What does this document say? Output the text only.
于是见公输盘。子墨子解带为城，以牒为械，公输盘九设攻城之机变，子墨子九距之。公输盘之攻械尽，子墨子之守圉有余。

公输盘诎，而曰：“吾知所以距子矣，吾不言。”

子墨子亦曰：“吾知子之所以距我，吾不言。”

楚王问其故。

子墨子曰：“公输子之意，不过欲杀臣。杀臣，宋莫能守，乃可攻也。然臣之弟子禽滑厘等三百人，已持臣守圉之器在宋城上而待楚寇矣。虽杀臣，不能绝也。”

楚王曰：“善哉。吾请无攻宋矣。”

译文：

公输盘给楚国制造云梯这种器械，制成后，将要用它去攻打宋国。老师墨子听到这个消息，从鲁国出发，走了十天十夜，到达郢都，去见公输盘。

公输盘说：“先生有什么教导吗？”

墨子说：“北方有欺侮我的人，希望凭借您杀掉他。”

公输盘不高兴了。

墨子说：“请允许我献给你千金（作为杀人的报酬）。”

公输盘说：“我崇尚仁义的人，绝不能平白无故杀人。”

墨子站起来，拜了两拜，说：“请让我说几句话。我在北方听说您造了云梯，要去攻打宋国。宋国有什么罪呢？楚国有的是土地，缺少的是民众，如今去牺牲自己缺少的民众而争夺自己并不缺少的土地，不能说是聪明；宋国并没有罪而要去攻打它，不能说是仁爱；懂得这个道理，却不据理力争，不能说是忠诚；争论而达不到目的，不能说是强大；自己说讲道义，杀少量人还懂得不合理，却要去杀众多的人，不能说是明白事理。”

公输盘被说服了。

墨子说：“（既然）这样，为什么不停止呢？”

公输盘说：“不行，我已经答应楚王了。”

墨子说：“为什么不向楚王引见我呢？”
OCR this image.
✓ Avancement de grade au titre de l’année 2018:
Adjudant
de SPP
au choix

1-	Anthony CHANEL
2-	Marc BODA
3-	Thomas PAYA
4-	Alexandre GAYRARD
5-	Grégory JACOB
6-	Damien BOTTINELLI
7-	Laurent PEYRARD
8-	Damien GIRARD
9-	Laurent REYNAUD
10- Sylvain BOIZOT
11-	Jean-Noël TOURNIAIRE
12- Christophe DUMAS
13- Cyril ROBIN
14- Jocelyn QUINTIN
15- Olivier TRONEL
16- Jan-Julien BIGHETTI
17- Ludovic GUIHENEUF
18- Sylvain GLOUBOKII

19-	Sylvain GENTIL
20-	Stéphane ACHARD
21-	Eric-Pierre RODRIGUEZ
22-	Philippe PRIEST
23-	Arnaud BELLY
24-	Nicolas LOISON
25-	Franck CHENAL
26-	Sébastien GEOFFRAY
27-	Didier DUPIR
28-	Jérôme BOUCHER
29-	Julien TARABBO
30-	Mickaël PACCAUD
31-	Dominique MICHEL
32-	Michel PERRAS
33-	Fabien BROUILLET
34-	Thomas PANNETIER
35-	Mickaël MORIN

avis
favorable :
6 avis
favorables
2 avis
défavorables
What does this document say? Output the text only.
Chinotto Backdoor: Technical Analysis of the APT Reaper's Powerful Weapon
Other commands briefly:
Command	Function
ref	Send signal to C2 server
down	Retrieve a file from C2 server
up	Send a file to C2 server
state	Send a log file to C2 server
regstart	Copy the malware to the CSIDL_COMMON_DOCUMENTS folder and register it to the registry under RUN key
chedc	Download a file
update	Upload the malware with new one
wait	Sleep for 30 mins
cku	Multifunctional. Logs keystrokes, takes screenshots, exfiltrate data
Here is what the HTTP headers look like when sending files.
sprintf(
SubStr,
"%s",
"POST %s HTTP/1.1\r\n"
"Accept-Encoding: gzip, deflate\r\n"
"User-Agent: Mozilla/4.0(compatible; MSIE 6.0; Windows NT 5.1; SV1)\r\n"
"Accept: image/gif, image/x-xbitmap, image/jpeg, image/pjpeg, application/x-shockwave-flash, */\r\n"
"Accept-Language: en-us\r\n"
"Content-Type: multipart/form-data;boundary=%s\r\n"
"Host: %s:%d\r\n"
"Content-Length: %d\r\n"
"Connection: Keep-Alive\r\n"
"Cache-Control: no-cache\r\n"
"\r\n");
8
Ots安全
============
Collect every line with the string "data" from the records, and copy each.

cku	Multifunctional. Logs keystrokes, takes screenshots, exfiltrate data
"Content-Type: multipart/form-data;boundary=%s\r\n"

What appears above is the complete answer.